● **Document segment**:
━━━

NYCPHP Meetup

NYPHP.org

[nycphp-talk] Translating XML to SQL

Eric Rank erank at isthmus.com
Thu Feb 12 10:34:59 EST 2004


After I went home last night my wheels were still spinning about this idea,
and I started re-thinking the design from the ground up, using what I've
learned from this project so far. Currently the use of rulesets makes the
design a little bit too complex. The ruleset itself consists of a list of
tables in the database, within it are children tags containing <if> and
<else> tags. Within those condition tags are statements that would need to
occur to get the value for a specific column. This gets extremely messy and
confusing. Not only do you have to figure out what column relies on the
inserted id from another, but you also have to know what kind of SQL
statements to make. Confused? yeah, me too.

After thinking about it, all this ruleset is, is a combination of
XML-to-table.column mappings and primary key-foreign key pairs. Combining
them gets sloppy, but seperating them seems the way to go. It's much easier
to write 2 seperate files. 1. an xml file with Primary key - Foreign key
pairs and 2. an xml-to-table.column map xml file. I can also say that it'd
be much easier to write a parser for those files. Right now, parsing through
a ruleset xml file with pseudo logic embedded is ugly. Parsing this
psuedo-logic xml is half the battle. Once it has been incorporated into the
rule object, that rule object has to follow that logic. Yuck.

So, since I was off the clock, I cracked open a beer and started putting
together a new design for this project (beer, I find, is the only way to
really justify thinking about work stuff when I'm at home). A rough UML
diagram is here:

http://lo-fi.net/~eric/default.gif

All the objects are there, all the methods and properties are not.

━━━

● **Dataset entries**:
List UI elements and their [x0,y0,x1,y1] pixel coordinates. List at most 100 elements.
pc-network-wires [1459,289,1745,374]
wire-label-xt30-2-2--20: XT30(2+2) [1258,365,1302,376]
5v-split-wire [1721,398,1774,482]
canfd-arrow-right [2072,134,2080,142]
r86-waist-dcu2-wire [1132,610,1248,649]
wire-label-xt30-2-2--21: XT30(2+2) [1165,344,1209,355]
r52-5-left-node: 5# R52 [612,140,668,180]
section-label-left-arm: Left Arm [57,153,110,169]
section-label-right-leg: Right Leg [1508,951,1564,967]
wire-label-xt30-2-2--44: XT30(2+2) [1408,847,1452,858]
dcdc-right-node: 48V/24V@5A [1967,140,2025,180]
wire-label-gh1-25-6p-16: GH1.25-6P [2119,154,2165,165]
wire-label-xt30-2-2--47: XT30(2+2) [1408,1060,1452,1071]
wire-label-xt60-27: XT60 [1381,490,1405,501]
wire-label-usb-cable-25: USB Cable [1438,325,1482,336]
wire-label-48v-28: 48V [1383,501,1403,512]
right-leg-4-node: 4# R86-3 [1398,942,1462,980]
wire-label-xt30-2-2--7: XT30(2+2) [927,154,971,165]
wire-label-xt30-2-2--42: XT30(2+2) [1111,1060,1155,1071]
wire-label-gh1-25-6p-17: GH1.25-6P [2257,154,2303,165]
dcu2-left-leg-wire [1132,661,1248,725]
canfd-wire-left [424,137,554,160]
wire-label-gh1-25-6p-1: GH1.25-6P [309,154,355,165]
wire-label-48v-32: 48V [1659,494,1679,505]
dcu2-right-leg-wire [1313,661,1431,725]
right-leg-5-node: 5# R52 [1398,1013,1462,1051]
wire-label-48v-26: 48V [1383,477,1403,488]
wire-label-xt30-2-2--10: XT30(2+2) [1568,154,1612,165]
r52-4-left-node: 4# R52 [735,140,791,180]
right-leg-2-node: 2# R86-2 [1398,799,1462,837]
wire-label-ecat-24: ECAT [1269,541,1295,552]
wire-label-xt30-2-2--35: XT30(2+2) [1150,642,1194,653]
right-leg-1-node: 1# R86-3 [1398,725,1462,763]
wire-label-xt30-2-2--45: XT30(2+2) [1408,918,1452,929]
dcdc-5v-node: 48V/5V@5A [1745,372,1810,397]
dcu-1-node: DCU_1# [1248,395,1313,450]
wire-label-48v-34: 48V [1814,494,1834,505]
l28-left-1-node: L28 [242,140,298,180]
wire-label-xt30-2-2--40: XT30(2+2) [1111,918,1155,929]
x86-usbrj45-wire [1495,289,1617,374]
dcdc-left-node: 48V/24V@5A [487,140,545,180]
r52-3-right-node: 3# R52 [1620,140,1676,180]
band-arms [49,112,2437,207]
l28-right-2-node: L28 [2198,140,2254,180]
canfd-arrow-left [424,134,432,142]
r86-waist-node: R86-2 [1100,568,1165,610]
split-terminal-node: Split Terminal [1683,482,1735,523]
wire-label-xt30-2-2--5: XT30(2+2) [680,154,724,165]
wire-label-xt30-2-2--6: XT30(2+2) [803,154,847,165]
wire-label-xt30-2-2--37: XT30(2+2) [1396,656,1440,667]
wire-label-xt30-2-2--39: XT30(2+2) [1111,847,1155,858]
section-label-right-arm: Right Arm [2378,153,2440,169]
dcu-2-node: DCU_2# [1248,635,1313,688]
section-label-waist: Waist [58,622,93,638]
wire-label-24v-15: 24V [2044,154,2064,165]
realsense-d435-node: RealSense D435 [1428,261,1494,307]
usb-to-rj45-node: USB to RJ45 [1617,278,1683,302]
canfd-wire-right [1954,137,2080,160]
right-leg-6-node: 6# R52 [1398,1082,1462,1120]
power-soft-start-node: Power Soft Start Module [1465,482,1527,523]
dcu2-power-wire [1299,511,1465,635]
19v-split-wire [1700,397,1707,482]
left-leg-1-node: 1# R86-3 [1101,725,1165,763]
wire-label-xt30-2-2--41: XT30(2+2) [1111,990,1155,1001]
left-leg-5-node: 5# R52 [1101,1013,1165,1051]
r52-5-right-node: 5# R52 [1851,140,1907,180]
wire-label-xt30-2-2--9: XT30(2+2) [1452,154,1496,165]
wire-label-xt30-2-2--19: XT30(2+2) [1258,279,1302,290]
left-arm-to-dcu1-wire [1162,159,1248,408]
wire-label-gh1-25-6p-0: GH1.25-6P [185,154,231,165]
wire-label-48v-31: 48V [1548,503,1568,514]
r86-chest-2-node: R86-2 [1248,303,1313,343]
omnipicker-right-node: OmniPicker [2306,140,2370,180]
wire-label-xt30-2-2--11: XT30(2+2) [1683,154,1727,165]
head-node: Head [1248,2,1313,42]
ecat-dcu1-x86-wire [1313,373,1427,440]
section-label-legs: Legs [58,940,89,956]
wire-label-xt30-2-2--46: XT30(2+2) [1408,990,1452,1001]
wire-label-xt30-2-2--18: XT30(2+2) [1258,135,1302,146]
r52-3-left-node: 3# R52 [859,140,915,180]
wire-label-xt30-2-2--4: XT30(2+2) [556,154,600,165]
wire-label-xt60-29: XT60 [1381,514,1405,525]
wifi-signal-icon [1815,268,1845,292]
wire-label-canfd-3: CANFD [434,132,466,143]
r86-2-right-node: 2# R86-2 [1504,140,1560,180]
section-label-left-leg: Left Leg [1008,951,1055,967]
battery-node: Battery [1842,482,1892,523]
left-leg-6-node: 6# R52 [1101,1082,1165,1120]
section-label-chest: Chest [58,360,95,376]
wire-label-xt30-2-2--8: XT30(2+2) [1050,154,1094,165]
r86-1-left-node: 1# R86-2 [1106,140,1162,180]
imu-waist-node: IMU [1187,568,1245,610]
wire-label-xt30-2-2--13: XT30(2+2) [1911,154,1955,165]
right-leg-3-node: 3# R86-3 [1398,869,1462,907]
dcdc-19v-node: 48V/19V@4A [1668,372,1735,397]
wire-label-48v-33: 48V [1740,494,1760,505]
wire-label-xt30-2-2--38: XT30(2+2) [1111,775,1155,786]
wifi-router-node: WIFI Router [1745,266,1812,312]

━━━

● **Goal A**: In the post about translating XML to SQL, which two separate files does the writer propose instead of a ruleset?
● **Goal B**: Summarize the post about translating XML to SQL in two sentences.
● **Goal C**: Pick up the post about translating XML to SQL from its final sentence and continue it.
The lines have no connection to the post about translating XML to SQL.

● **Expected answer A**: An XML file of primary key–foreign key pairs and an XML-to-table.column map file.

● **Expected answer B**: The writer finds the current rulesets, which nest <if> and <else> tags holding the statements needed to get each column's value, too complex and messy to write and parse. The proposed new design splits them into two separate files, one for primary key–foreign key pairs and one mapping XML to table columns, and a rough UML diagram of it has been sketched.

● **Expected answer C**:
The idea is this, the xml translator has a database property which holds
regular database stuff, but also an xml-to-table.column map and a primary
key to foreign key map. The tables hold record objects. the record objects
are created when the data file gets parsed by the data xml parser. When the
parser gets to an element that holds data, it looks at the xml-db map on the
database object, and knows what table to create a record for. After the data
has all been parsed into record objects for the tables, it's time to insert
the records. At that point, the translator goes through all the tables,
making inserts for records that have not yet been saved, ignoring those that
already exist. If an incomplete record is found during this process, where
an id is needed from a different record insertion, the translator->database
object knows where look by virtue of it's Primary Key - Foreign Key map. If
the id that we need is there, great, grab it and put it in the record. If
not, try to insert the record (or SELECT the record ID if it already exists,
eg. an authors name) for the table that we need the id from. Then you can go
back and save the first record. This process would need to be a recursive
one.

What kind of problems do you think I might run into using a design like
this? Is anything missing?

I'll consider the article idea. At this point, I've done enough head
scratching that I think it'd be nice to save anyone else the grief. I'll
work on collecting and writing up my experiences.

Eric Rank



----- Original Message ----- 
From: "Hans Zaunere" <hans not junk at nyphp.com>
To: "NYPHP Talk" <talk at lists.nyphp.org>
Sent: Wednesday, February 11, 2004 5:00 PM
Subject: RE: [nycphp-talk] Translating XML to SQL


>
> This is interesting, Eric.  If you write your emails anywhere as complete
as you'd write an article, this might make a good Advanced PHundamentals  :)
>
> H
>
> > -----Original Message-----
> > From: talk-bounces at lists.nyphp.org
> > [mailto:talk-bounces at lists.nyphp.org] On Behalf Of Eric Rank
> > Sent: Wednesday, February 11, 2004 5:40 PM
> > To: NYPHP Talk
> > Subject: Re: [nycphp-talk] Translating XML to SQL
> >
> > Thanks for your suggestions Dan (other Dan too). I should
> > apologize for
> > being a little vague in my previous post about the details of
> > the project
> > I'm working on. I mainly wanted to see if any of y'all had
> > faced similar
> > XML->SQL challenges and if there might be packaged solution
> > was out there to
> > solve it.
> >
> > Parsing the XML and encapsulating it into objects is the easy
> > part in this
> > project. It's trying to unpack it all that gets a little screwy.
> >
> > My solution is to do the following:
> >
> > 1. First parse the XML content into a multidimensional array
> > that reflects
> > the xml structure (After thinking about it, this should
> > probably be a more
> > structured object)
> > 2. Create a database object to encapsulate the database structure
> > 3. parse an xml formatted ruleset file into an object that
> > will determine
> > how to execute sql statements.
> >
> > This ruleset object is the key to making the whole thing come
> > together.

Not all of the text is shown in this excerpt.